● Stated problem:
Give back the full material, exactly as it reads.

# Dataset records start

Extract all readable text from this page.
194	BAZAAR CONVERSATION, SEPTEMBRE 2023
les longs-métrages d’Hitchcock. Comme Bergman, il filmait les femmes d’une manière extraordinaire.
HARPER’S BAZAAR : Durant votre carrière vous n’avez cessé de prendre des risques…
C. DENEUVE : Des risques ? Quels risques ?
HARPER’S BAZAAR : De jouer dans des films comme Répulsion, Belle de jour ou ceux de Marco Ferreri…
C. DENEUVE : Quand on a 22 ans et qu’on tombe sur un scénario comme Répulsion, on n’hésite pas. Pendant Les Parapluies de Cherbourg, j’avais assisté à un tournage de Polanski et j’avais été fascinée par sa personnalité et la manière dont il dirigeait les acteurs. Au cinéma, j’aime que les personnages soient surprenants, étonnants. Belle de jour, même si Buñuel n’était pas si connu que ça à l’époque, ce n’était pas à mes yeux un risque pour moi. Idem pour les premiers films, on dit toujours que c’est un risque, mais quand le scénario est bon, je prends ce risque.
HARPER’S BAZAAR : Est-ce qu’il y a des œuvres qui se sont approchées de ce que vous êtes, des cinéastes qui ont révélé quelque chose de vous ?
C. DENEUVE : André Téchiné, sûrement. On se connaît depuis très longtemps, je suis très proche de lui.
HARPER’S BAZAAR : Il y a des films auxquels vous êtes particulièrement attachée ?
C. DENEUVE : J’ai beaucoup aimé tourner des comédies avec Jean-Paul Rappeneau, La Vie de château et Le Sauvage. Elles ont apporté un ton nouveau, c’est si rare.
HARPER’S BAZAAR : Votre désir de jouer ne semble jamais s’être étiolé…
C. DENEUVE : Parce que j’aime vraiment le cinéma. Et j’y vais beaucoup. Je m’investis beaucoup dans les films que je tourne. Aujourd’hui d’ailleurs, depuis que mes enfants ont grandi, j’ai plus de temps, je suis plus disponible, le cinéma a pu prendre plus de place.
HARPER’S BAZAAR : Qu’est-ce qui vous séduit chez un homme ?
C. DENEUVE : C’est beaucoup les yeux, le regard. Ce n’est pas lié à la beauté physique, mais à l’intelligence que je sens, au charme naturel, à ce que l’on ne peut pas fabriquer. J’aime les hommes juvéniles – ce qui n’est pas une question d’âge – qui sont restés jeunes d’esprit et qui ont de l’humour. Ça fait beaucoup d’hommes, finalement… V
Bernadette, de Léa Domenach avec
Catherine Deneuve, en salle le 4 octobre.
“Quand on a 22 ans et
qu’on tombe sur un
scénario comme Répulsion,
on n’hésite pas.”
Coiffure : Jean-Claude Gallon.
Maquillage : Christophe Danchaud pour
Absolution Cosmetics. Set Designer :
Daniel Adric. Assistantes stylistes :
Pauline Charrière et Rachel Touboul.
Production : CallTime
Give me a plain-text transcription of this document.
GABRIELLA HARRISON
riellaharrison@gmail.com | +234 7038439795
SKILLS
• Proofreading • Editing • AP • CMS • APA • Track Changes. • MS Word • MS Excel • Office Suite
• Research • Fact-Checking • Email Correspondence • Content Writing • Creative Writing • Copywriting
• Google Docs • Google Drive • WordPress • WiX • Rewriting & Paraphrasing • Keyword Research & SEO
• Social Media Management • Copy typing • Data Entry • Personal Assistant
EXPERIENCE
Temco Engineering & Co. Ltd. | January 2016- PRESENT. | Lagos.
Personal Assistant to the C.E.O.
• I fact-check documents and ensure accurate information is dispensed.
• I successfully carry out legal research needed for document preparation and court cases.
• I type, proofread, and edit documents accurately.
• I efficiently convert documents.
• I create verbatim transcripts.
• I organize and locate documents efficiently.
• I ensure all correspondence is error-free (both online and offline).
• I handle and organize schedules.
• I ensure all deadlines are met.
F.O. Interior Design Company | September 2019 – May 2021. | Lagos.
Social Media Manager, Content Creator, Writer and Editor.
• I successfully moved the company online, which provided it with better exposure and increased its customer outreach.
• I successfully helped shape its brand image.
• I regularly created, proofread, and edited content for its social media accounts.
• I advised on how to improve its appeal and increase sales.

# Dataset records end

● Completed task:
Extract all readable text from this page.
194	BAZAAR CONVERSATION, SEPTEMBRE 2023
les longs-métrages d’Hitchcock. Comme Bergman, il filmait les femmes d’une manière extraordinaire.
HARPER’S BAZAAR : Durant votre carrière vous n’avez cessé de prendre des risques…
C. DENEUVE : Des risques ? Quels risques ?
HARPER’S BAZAAR : De jouer dans des films comme Répulsion, Belle de jour ou ceux de Marco Ferreri…
C. DENEUVE : Quand on a 22 ans et qu’on tombe sur un scénario comme Répulsion, on n’hésite pas. Pendant Les Parapluies de Cherbourg, j’avais assisté à un tournage de Polanski et j’avais été fascinée par sa personnalité et la manière dont il dirigeait les acteurs. Au cinéma, j’aime que les personnages soient surprenants, étonnants. Belle de jour, même si Buñuel n’était pas si connu que ça à l’époque, ce n’était pas à mes yeux un risque pour moi. Idem pour les premiers films, on dit toujours que c’est un risque, mais quand le scénario est bon, je prends ce risque.
HARPER’S BAZAAR : Est-ce qu’il y a des œuvres qui se sont approchées de ce que vous êtes, des cinéastes qui ont révélé quelque chose de vous ?
C. DENEUVE : André Téchiné, sûrement. On se connaît depuis très longtemps, je suis très proche de lui.
HARPER’S BAZAAR : Il y a des films auxquels vous êtes particulièrement attachée ?
C. DENEUVE : J’ai beaucoup aimé tourner des comédies avec Jean-Paul Rappeneau, La Vie de château et Le Sauvage. Elles ont apporté un ton nouveau, c’est si rare.
HARPER’S BAZAAR : Votre désir de jouer ne semble jamais s’être étiolé…
C. DENEUVE : Parce que j’aime vraiment le cinéma. Et j’y vais beaucoup. Je m’investis beaucoup dans les films que je tourne. Aujourd’hui d’ailleurs, depuis que mes enfants ont grandi, j’ai plus de temps, je suis plus disponible, le cinéma a pu prendre plus de place.
HARPER’S BAZAAR : Qu’est-ce qui vous séduit chez un homme ?
C. DENEUVE : C’est beaucoup les yeux, le regard. Ce n’est pas lié à la beauté physique, mais à l’intelligence que je sens, au charme naturel, à ce que l’on ne peut pas fabriquer. J’aime les hommes juvéniles – ce qui n’est pas une question d’âge – qui sont restés jeunes d’esprit et qui ont de l’humour. Ça fait beaucoup d’hommes, finalement… V
Bernadette, de Léa Domenach avec
Catherine Deneuve, en salle le 4 octobre.
“Quand on a 22 ans et
qu’on tombe sur un
scénario comme Répulsion,
on n’hésite pas.”
Coiffure : Jean-Claude Gallon.
Maquillage : Christophe Danchaud pour
Absolution Cosmetics. Set Designer :
Daniel Adric. Assistantes stylistes :
Pauline Charrière et Rachel Touboul.
Production : CallTime
Give me a plain-text transcription of this document.
GABRIELLA HARRISON
riellaharrison@gmail.com | +234 7038439795
SKILLS
• Proofreading • Editing • AP • CMS • APA • Track Changes. • MS Word • MS Excel • Office Suite
• Research • Fact-Checking • Email Correspondence • Content Writing • Creative Writing • Copywriting
• Google Docs • Google Drive • WordPress • WiX • Rewriting & Paraphrasing • Keyword Research & SEO
• Social Media Management • Copy typing • Data Entry • Personal Assistant
EXPERIENCE
Temco Engineering & Co. Ltd. | January 2016- PRESENT. | Lagos.
Personal Assistant to the C.E.O.
• I fact-check documents and ensure accurate information is dispensed.
• I successfully carry out legal research needed for document preparation and court cases.
• I type, proofread, and edit documents accurately.
• I efficiently convert documents.
• I create verbatim transcripts.
• I organize and locate documents efficiently.
• I ensure all correspondence is error-free (both online and offline).
• I handle and organize schedules.
• I ensure all deadlines are met.
F.O. Interior Design Company | September 2019 – May 2021. | Lagos.
Social Media Manager, Content Creator, Writer and Editor.
• I successfully moved the company online, which provided it with better exposure and increased its customer outreach.
• I successfully helped shape its brand image.
• I regularly created, proofread, and edited content for its social media accounts.
• I advised on how to improve its appeal and increase sales.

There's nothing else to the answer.